> _Written task_:
Identify all lines below that hold "title" and collect them.

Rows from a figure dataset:
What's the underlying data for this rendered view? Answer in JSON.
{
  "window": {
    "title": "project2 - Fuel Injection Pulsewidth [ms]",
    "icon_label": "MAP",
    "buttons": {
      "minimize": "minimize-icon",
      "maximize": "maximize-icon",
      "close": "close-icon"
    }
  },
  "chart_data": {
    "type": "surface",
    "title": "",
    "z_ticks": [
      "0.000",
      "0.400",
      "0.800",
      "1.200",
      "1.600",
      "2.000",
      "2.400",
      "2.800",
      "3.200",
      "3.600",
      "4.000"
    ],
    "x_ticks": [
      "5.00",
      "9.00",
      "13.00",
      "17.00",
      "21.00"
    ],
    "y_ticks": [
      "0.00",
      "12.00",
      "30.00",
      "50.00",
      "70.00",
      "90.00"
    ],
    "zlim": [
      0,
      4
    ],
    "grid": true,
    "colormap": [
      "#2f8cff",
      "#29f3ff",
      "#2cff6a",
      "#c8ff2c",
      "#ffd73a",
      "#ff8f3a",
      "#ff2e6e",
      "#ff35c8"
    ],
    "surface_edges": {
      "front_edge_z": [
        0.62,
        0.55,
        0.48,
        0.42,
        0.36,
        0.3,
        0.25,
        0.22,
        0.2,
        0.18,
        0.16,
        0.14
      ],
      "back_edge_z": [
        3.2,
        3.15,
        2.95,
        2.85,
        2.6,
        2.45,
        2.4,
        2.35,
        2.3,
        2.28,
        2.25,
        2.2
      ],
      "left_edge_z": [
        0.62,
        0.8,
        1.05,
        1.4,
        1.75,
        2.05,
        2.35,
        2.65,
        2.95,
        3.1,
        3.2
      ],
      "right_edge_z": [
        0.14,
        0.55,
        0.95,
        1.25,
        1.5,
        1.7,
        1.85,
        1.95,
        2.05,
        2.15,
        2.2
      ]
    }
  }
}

> _Exercise answer_:
    "title": "project2 - Fuel Injection Pulsewidth [ms]",
    "title": "",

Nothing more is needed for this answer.